◆ What this task involves: Transcribe the material below exactly as it appears.

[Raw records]
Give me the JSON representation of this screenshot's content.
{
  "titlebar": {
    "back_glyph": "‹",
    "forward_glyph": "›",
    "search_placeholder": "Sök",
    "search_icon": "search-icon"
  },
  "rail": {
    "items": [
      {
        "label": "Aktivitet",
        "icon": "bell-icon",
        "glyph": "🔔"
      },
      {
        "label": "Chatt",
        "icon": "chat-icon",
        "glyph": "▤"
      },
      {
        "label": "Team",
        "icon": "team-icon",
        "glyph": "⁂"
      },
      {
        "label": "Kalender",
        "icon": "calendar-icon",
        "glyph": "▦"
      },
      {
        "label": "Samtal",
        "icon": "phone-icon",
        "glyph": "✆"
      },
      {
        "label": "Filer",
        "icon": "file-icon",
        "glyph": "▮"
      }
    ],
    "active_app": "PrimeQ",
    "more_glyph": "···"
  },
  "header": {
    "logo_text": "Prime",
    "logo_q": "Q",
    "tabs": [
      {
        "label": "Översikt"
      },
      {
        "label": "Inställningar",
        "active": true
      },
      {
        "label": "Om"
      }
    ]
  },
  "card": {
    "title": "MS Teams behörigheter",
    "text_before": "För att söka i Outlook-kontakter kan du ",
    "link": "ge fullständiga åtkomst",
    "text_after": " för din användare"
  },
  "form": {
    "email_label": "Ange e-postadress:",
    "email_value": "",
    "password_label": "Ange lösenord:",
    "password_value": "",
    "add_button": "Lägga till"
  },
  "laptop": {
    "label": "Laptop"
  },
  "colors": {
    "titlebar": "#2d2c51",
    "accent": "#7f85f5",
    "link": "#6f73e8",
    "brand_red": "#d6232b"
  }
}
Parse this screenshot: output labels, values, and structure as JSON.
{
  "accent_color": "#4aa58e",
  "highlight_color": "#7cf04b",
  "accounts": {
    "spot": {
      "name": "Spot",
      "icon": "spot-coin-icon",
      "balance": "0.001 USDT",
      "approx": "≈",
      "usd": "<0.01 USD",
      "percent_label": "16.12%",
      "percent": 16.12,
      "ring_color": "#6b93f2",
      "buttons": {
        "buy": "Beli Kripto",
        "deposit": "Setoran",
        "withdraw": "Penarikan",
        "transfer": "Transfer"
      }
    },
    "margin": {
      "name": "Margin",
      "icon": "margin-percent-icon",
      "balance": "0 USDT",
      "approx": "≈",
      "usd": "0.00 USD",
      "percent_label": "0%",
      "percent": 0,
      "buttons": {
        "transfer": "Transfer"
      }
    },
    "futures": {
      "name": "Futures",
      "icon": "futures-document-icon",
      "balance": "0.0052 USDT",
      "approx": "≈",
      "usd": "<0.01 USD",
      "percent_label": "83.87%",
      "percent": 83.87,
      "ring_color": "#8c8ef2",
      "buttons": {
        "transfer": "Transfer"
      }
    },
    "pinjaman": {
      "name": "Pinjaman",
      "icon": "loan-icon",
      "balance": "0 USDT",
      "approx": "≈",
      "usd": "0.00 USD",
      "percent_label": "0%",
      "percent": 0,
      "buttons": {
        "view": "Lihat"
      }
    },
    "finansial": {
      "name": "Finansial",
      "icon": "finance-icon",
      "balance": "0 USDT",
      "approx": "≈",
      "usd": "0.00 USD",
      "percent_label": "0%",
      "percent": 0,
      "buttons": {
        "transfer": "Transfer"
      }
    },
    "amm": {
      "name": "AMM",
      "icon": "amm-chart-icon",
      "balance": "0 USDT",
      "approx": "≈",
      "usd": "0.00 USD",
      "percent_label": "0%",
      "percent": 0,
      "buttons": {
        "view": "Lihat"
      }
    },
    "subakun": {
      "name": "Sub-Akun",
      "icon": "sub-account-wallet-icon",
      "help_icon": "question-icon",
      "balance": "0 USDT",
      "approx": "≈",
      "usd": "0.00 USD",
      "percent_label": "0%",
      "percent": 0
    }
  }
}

◆ Response to this task:
Give me the JSON representation of this screenshot's content.
{
  "titlebar": {
    "back_glyph": "‹",
    "forward_glyph": "›",
    "search_placeholder": "Sök",
    "search_icon": "search-icon"
  },
  "rail": {
    "items": [
      {
        "label": "Aktivitet",
        "icon": "bell-icon",
        "glyph": "🔔"
      },
      {
        "label": "Chatt",
        "icon": "chat-icon",
        "glyph": "▤"
      },
      {
        "label": "Team",
        "icon": "team-icon",
        "glyph": "⁂"
      },
      {
        "label": "Kalender",
        "icon": "calendar-icon",
        "glyph": "▦"
      },
      {
        "label": "Samtal",
        "icon": "phone-icon",
        "glyph": "✆"
      },
      {
        "label": "Filer",
        "icon": "file-icon",
        "glyph": "▮"
      }
    ],
    "active_app": "PrimeQ",
    "more_glyph": "···"
  },
  "header": {
    "logo_text": "Prime",
    "logo_q": "Q",
    "tabs": [
      {
        "label": "Översikt"
      },
      {
        "label": "Inställningar",
        "active": true
      },
      {
        "label": "Om"
      }
    ]
  },
  "card": {
    "title": "MS Teams behörigheter",
    "text_before": "För att söka i Outlook-kontakter kan du ",
    "link": "ge fullständiga åtkomst",
    "text_after": " för din användare"
  },
  "form": {
    "email_label": "Ange e-postadress:",
    "email_value": "",
    "password_label": "Ange lösenord:",
    "password_value": "",
    "add_button": "Lägga till"
  },
  "laptop": {
    "label": "Laptop"
  },
  "colors": {
    "titlebar": "#2d2c51",
    "accent": "#7f85f5",
    "link": "#6f73e8",
    "brand_red": "#d6232b"
  }
}
Parse this screenshot: output labels, values, and structure as JSON.
{
  "accent_color": "#4aa58e",
  "highlight_color": "#7cf04b",
  "accounts": {
    "spot": {
      "name": "Spot",
      "icon": "spot-coin-icon",
      "balance": "0.001 USDT",
      "approx": "≈",
      "usd": "<0.01 USD",
      "percent_label": "16.12%",
      "percent": 16.12,
      "ring_color": "#6b93f2",
      "buttons": {
        "buy": "Beli Kripto",
        "deposit": "Setoran",
        "withdraw": "Penarikan",
        "transfer": "Transfer"
      }
    },
    "margin": {
      "name": "Margin",
      "icon": "margin-percent-icon",
      "balance": "0 USDT",
      "approx": "≈",
      "usd": "0.00 USD",
      "percent_label": "0%",
      "percent": 0,
      "buttons": {
        "transfer": "Transfer"
      }
    },
    "futures": {
      "name": "Futures",
      "icon": "futures-document-icon",
      "balance": "0.0052 USDT",
      "approx": "≈",
      "usd": "<0.01 USD",
      "percent_label": "83.87%",
      "percent": 83.87,
      "ring_color": "#8c8ef2",
      "buttons": {
        "transfer": "Transfer"
      }
    },
    "pinjaman": {
      "name": "Pinjaman",
      "icon": "loan-icon",
      "balance": "0 USDT",
      "approx": "≈",
      "usd": "0.00 USD",
      "percent_label": "0%",
      "percent": 0,
      "buttons": {
        "view": "Lihat"
      }
    },
    "finansial": {
      "name": "Finansial",
      "icon": "finance-icon",
      "balance": "0 USDT",
      "approx": "≈",
      "usd": "0.00 USD",
      "percent_label": "0%",
      "percent": 0,
      "buttons": {
        "transfer": "Transfer"
      }
    },
    "amm": {
      "name": "AMM",
      "icon": "amm-chart-icon",
      "balance": "0 USDT",
      "approx": "≈",
      "usd": "0.00 USD",
      "percent_label": "0%",
      "percent": 0,
      "buttons": {
        "view": "Lihat"
      }
    },
    "subakun": {
      "name": "Sub-Akun",
      "icon": "sub-account-wallet-icon",
      "help_icon": "question-icon",
      "balance": "0 USDT",
      "approx": "≈",
      "usd": "0.00 USD",
      "percent_label": "0%",
      "percent": 0
    }
  }
}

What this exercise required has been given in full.